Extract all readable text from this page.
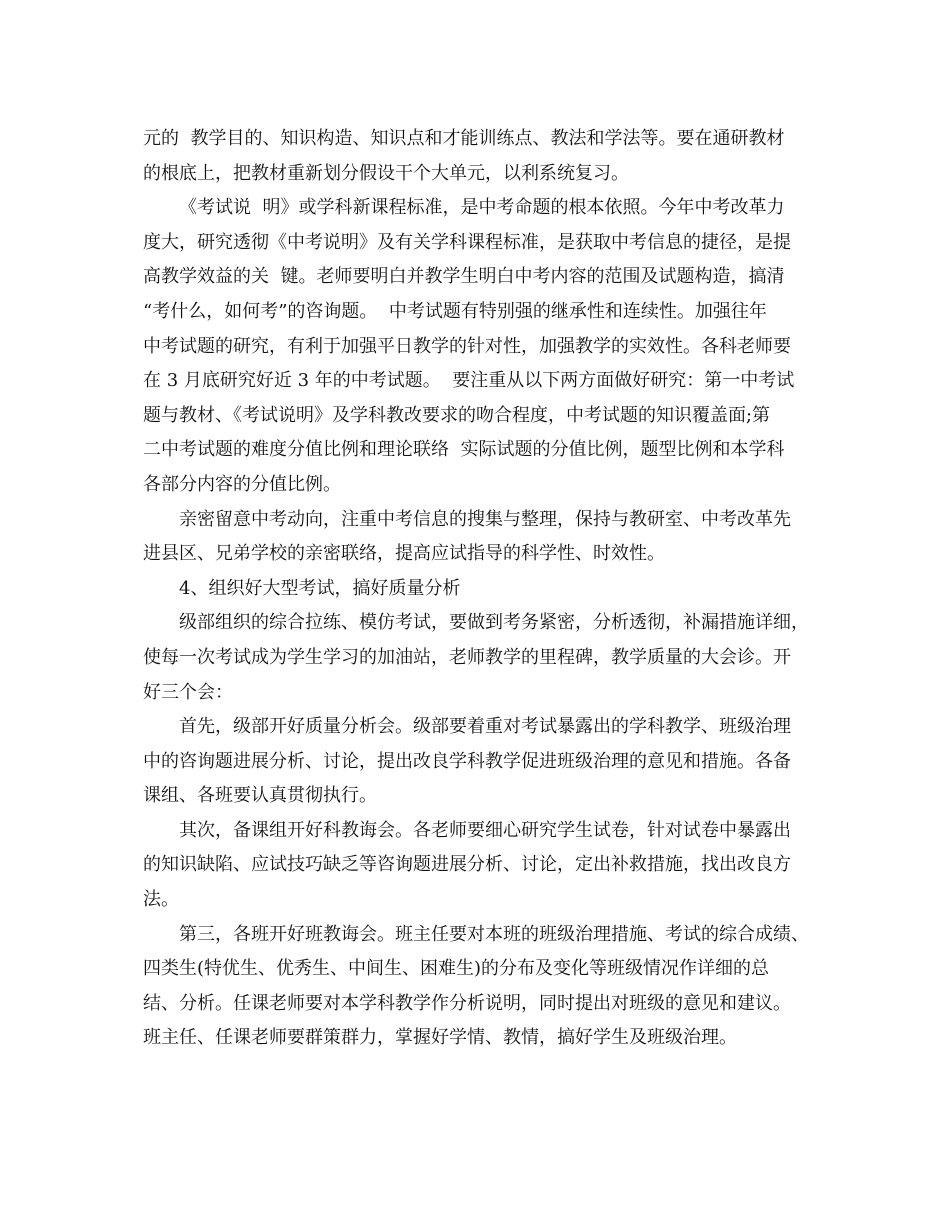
元的  教学目的、知识构造、知识点和才能训练点、教法和学法等。要在通研教材
的根底上，把教材重新划分假设干个大单元，以利系统复习。
《考试说  明》或学科新课程标准，是中考命题的根本依照。今年中考改革力
度大，研究透彻《中考说明》及有关学科课程标准，是获取中考信息的捷径，是提
高教学效益的关  键。老师要明白并教学生明白中考内容的范围及试题构造，搞清
“考什么，如何考”的咨询题。  中考试题有特别强的继承性和连续性。加强往年
中考试题的研究，有利于加强平日教学的针对性，加强教学的实效性。各科老师要
在 3 月底研究好近 3 年的中考试题。  要注重从以下两方面做好研究：第一中考试
题与教材、《考试说明》及学科教改要求的吻合程度，中考试题的知识覆盖面;第
二中考试题的难度分值比例和理论联络  实际试题的分值比例，题型比例和本学科
各部分内容的分值比例。
亲密留意中考动向，注重中考信息的搜集与整理，保持与教研室、中考改革先
进县区、兄弟学校的亲密联络，提高应试指导的科学性、时效性。
4、组织好大型考试，搞好质量分析
级部组织的综合拉练、模仿考试，要做到考务紧密，分析透彻，补漏措施详细，
使每一次考试成为学生学习的加油站，老师教学的里程碑，教学质量的大会诊。开
好三个会：
首先，级部开好质量分析会。级部要着重对考试暴露出的学科教学、班级治理
中的咨询题进展分析、讨论，提出改良学科教学促进班级治理的意见和措施。各备
课组、各班要认真贯彻执行。
其次，备课组开好科教诲会。各老师要细心研究学生试卷，针对试卷中暴露出
的知识缺陷、应试技巧缺乏等咨询题进展分析、讨论，定出补救措施，找出改良方
法。
第三，各班开好班教诲会。班主任要对本班的班级治理措施、考试的综合成绩、
四类生(特优生、优秀生、中间生、困难生)的分布及变化等班级情况作详细的总
结、分析。任课老师要对本学科教学作分析说明，同时提出对班级的意见和建议。
班主任、任课老师要群策群力，掌握好学情、教情，搞好学生及班级治理。
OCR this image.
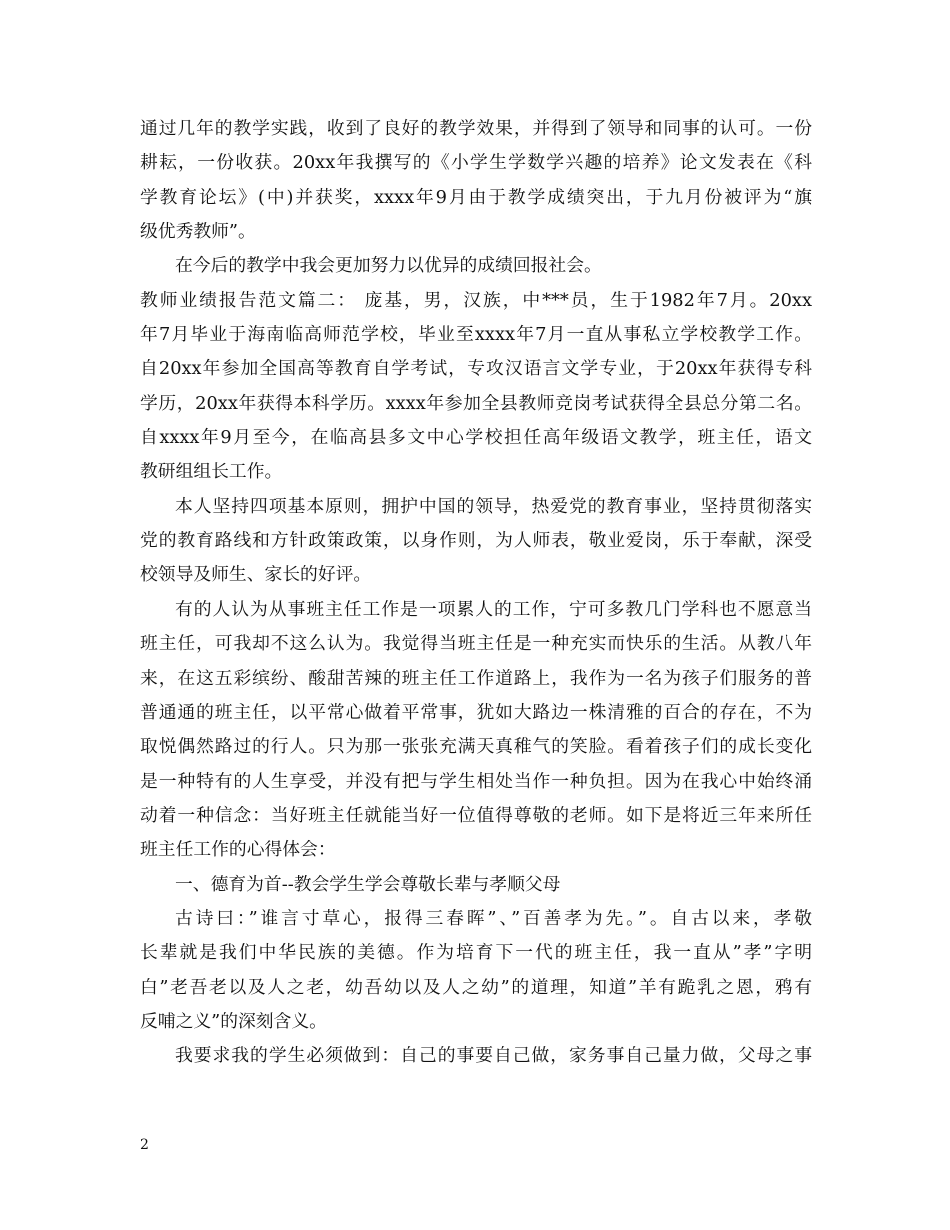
通过几年的教学实践，收到了良好的教学效果，并得到了领导和同事的认可。一份
耕耘，一份收获。20xx年我撰写的《小学生学数学兴趣的培养》论文发表在《科
学教育论坛》(中)并获奖，xxxx年9月由于教学成绩突出，于九月份被评为“旗
级优秀教师”。
在今后的教学中我会更加努力以优异的成绩回报社会。
教师业绩报告范文篇二： 庞基，男，汉族，中***员，生于1982年7月。20xx
年7月毕业于海南临高师范学校，毕业至xxxx年7月一直从事私立学校教学工作。
自20xx年参加全国高等教育自学考试，专攻汉语言文学专业，于20xx年获得专科
学历，20xx年获得本科学历。xxxx年参加全县教师竞岗考试获得全县总分第二名。
自xxxx年9月至今，在临高县多文中心学校担任高年级语文教学，班主任，语文
教研组组长工作。
本人坚持四项基本原则，拥护中国的领导，热爱党的教育事业，坚持贯彻落实
党的教育路线和方针政策政策，以身作则，为人师表，敬业爱岗，乐于奉献，深受
校领导及师生、家长的好评。
有的人认为从事班主任工作是一项累人的工作，宁可多教几门学科也不愿意当
班主任，可我却不这么认为。我觉得当班主任是一种充实而快乐的生活。从教八年
来，在这五彩缤纷、酸甜苦辣的班主任工作道路上，我作为一名为孩子们服务的普
普通通的班主任，以平常心做着平常事，犹如大路边一株清雅的百合的存在，不为
取悦偶然路过的行人。只为那一张张充满天真稚气的笑脸。看着孩子们的成长变化
是一种特有的人生享受，并没有把与学生相处当作一种负担。因为在我心中始终涌
动着一种信念：当好班主任就能当好一位值得尊敬的老师。如下是将近三年来所任
班主任工作的心得体会：
一、德育为首--教会学生学会尊敬长辈与孝顺父母
古诗曰：”谁言寸草心，报得三春晖”、”百善孝为先。”。自古以来，孝敬
长辈就是我们中华民族的美德。作为培育下一代的班主任，我一直从”孝”字明
白”老吾老以及人之老，幼吾幼以及人之幼”的道理，知道”羊有跪乳之恩，鸦有
反哺之义”的深刻含义。
我要求我的学生必须做到：自己的事要自己做，家务事自己量力做，父母之事
2
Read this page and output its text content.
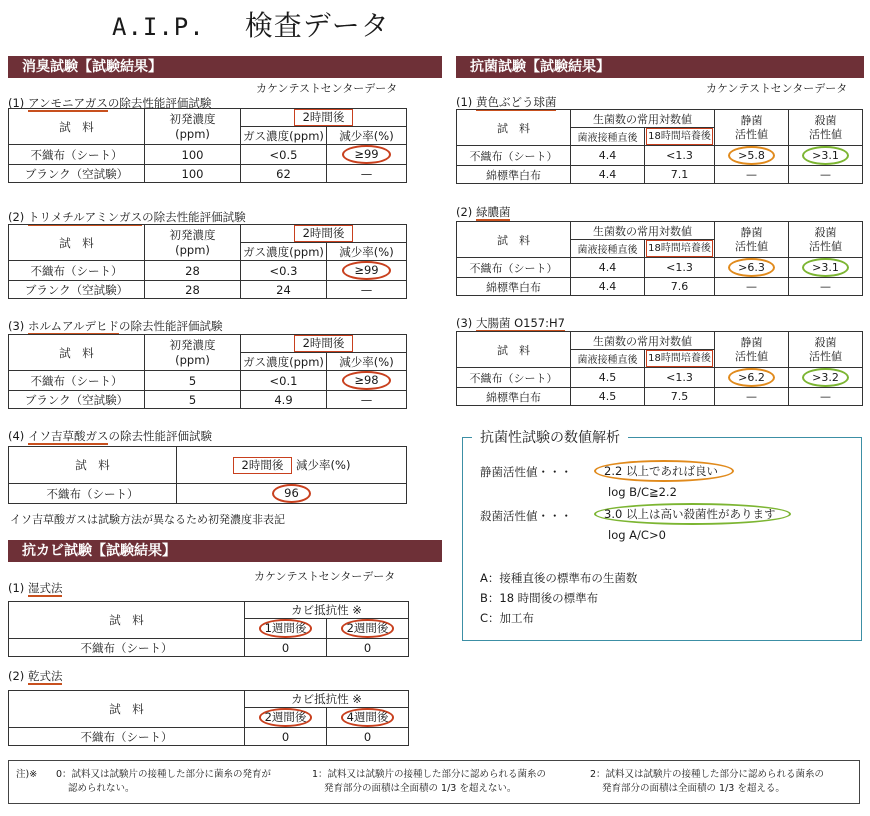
A.I.P. 検査データ
消臭試験【試験結果】
カケンテストセンターデータ
(1) アンモニアガスの除去性能評価試験
試　料	初発濃度
(ppm)	2時間後	
		ガス濃度(ppm)	減少率(%)
不織布（シート）	100	<0.5	≥99
ブランク（空試験）	100	62	—
(2) トリメチルアミンガスの除去性能評価試験
試　料	初発濃度
(ppm)	2時間後	
		ガス濃度(ppm)	減少率(%)
不織布（シート）	28	<0.3	≥99
ブランク（空試験）	28	24	—
(3) ホルムアルデヒドの除去性能評価試験
試　料	初発濃度
(ppm)	2時間後	
		ガス濃度(ppm)	減少率(%)
不織布（シート）	5	<0.1	≥98
ブランク（空試験）	5	4.9	—
(4) イソ吉草酸ガスの除去性能評価試験
試　料	2時間後 減少率(%)
不織布（シート）	96
イソ吉草酸ガスは試験方法が異なるため初発濃度非表記
抗カビ試験【試験結果】
カケンテストセンターデータ
(1) 湿式法
試　料	カビ抵抗性 ※	
	1週間後	2週間後
不織布（シート）	0	0
(2) 乾式法
試　料	カビ抵抗性 ※	
	2週間後	4週間後
不織布（シート）	0	0
抗菌試験【試験結果】
カケンテストセンターデータ
(1) 黄色ぶどう球菌
試　料	生菌数の常用対数値		静菌
活性値	殺菌
活性値
	菌液接種直後	18時間培養後		
不織布（シート）	4.4	<1.3	>5.8	>3.1
綿標準白布	4.4	7.1	—	—
(2) 緑膿菌
試　料	生菌数の常用対数値		静菌
活性値	殺菌
活性値
	菌液接種直後	18時間培養後		
不織布（シート）	4.4	<1.3	>6.3	>3.1
綿標準白布	4.4	7.6	—	—
(3) 大腸菌 O157:H7
試　料	生菌数の常用対数値		静菌
活性値	殺菌
活性値
	菌液接種直後	18時間培養後		
不織布（シート）	4.5	<1.3	>6.2	>3.2
綿標準白布	4.5	7.5	—	—
抗菌性試験の数値解析
静菌活性値・・・	2.2 以上であれば良い
log B/C≧2.2
殺菌活性値・・・	3.0 以上は高い殺菌性があります
log A/C>0
A：接種直後の標準布の生菌数
B：18 時間後の標準布
C：加工布
注)※ 0：試料又は試験片の接種した部分に菌糸の発育が
認められない。
1：試料又は試験片の接種した部分に認められる菌糸の
発育部分の面積は全面積の 1/3 を超えない。
2：試料又は試験片の接種した部分に認められる菌糸の
発育部分の面積は全面積の 1/3 を超える。
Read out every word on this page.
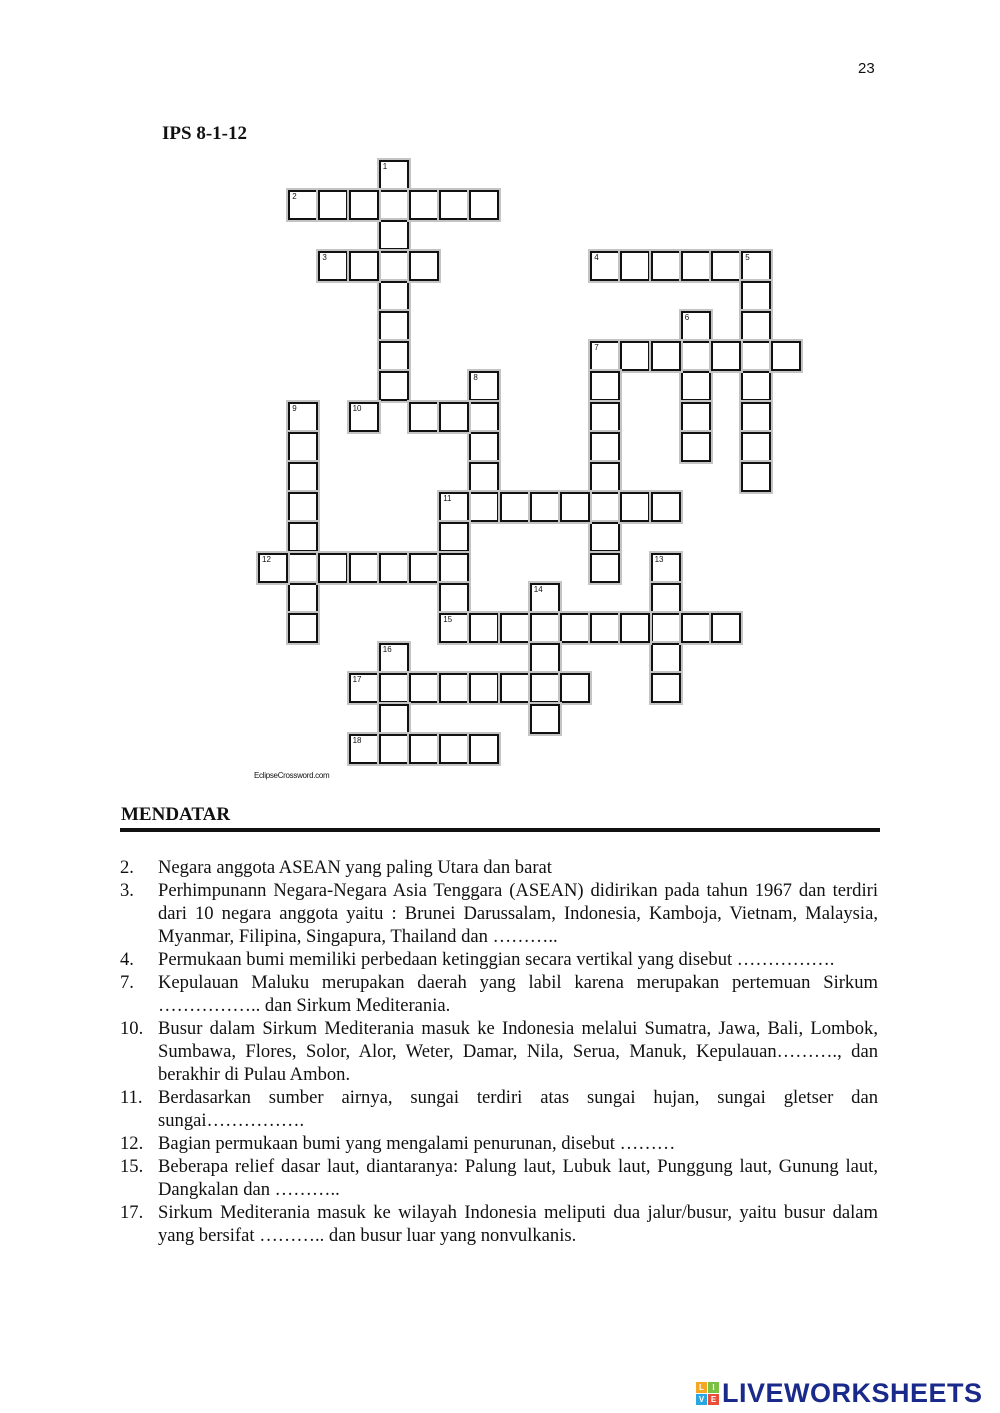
23
IPS 8-1-12
1
2
3	4	5
6
7
8
9	10
11
12	13
14
15
16
17
18
EclipseCrossword.com
MENDATAR
2.	Negara anggota ASEAN yang paling Utara dan barat
3.	Perhimpunann Negara-Negara Asia Tenggara (ASEAN) didirikan pada tahun 1967 dan terdiri dari 10 negara anggota yaitu : Brunei Darussalam, Indonesia, Kamboja, Vietnam, Malaysia, Myanmar, Filipina, Singapura, Thailand dan ………..
4.	Permukaan bumi memiliki perbedaan ketinggian secara vertikal yang disebut …………….
7.	Kepulauan Maluku merupakan daerah yang labil karena merupakan pertemuan Sirkum …………….. dan Sirkum Mediterania.
10. Busur dalam Sirkum Mediterania masuk ke Indonesia melalui Sumatra, Jawa, Bali, Lombok, Sumbawa, Flores, Solor, Alor, Weter, Damar, Nila, Serua, Manuk, Kepulauan………., dan berakhir di Pulau Ambon.
11. Berdasarkan sumber airnya, sungai terdiri atas sungai hujan, sungai gletser dan sungai…………….
12. Bagian permukaan bumi yang mengalami penurunan, disebut ………
15. Beberapa relief dasar laut, diantaranya: Palung laut, Lubuk laut, Punggung laut, Gunung laut, Dangkalan dan ………..
17. Sirkum Mediterania masuk ke wilayah Indonesia meliputi dua jalur/busur, yaitu busur dalam yang bersifat ……….. dan busur luar yang nonvulkanis.
L	I
V E LIVEWORKSHEETS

### TASK GOAL
Where a line above contains the word "Mediterania", copy that line.

### WRITTEN REPLY
7.	Kepulauan Maluku merupakan daerah yang labil karena merupakan pertemuan Sirkum …………….. dan Sirkum Mediterania.
10. Busur dalam Sirkum Mediterania masuk ke Indonesia melalui Sumatra, Jawa, Bali, Lombok, Sumbawa, Flores, Solor, Alor, Weter, Damar, Nila, Serua, Manuk, Kepulauan………., dan berakhir di Pulau Ambon.
17. Sirkum Mediterania masuk ke wilayah Indonesia meliputi dua jalur/busur, yaitu busur dalam yang bersifat ……….. dan busur luar yang nonvulkanis.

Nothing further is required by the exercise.